-- start INFORMATION SHOWN --

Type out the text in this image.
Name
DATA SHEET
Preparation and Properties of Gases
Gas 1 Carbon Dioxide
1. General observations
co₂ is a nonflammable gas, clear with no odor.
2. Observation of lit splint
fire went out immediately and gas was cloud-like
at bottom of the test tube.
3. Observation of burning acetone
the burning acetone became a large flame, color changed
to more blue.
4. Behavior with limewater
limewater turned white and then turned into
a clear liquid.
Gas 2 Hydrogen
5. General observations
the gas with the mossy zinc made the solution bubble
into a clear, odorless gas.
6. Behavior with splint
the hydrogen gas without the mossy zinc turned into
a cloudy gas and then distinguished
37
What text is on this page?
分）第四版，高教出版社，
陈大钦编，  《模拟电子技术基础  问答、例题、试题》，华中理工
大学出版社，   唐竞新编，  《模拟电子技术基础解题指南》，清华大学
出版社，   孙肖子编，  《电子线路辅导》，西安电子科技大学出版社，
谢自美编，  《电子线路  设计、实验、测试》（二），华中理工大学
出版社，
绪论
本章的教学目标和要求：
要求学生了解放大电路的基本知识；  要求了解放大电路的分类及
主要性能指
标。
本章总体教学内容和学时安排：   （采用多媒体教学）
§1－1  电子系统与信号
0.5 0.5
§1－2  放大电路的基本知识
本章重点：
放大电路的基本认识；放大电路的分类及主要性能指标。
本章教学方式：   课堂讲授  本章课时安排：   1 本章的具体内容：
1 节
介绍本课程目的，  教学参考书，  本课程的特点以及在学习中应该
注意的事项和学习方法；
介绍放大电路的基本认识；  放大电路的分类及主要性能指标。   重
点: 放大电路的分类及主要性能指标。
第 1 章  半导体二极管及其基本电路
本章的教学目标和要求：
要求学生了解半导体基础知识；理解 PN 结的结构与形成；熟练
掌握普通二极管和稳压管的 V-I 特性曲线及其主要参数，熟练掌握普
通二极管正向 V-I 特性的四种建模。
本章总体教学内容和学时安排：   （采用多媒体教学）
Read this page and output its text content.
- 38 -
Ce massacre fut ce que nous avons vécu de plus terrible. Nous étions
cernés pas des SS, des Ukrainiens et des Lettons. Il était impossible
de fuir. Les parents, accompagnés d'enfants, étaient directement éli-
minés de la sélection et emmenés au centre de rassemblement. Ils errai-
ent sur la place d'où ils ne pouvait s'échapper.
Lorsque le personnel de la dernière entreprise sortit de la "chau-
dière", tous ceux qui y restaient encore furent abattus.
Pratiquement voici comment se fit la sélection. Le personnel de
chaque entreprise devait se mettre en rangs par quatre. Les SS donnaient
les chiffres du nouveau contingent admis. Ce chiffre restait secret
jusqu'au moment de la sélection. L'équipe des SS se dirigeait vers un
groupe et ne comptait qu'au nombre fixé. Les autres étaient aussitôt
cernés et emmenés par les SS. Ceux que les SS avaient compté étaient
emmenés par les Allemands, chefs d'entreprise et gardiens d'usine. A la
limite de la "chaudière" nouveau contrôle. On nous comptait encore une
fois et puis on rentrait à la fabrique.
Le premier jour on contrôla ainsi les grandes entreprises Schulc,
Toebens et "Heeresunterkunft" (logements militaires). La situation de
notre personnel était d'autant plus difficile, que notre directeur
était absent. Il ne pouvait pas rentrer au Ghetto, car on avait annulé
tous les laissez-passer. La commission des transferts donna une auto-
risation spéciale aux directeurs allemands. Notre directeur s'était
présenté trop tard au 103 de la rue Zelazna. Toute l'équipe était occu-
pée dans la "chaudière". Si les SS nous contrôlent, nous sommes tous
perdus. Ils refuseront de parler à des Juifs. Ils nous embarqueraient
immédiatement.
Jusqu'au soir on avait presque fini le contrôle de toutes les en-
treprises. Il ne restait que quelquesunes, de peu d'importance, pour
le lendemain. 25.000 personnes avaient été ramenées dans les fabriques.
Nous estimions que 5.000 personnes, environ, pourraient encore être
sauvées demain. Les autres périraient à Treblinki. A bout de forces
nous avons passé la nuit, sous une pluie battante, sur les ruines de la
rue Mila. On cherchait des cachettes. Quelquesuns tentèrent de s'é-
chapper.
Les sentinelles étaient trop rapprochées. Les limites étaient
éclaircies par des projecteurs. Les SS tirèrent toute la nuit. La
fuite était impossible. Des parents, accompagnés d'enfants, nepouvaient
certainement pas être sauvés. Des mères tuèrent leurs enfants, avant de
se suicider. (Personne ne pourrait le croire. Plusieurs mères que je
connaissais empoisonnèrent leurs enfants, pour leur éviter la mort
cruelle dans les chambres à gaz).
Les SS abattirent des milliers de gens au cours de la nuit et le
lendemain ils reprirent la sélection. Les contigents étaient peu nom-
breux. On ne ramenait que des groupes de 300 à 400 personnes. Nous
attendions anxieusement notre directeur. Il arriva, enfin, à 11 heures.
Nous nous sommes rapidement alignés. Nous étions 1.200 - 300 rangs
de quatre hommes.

-- end INFORMATION SHOWN --

SET PROBLEM ▸ Working from the entries above, return all lines that contain "tous".

REPLY TO THE EXERCISE ▸
dière", tous ceux qui y restaient encore furent abattus.
tous les laissez-passer. La commission des transferts donna une auto-
pée dans la "chaudière". Si les SS nous contrôlent, nous sommes tous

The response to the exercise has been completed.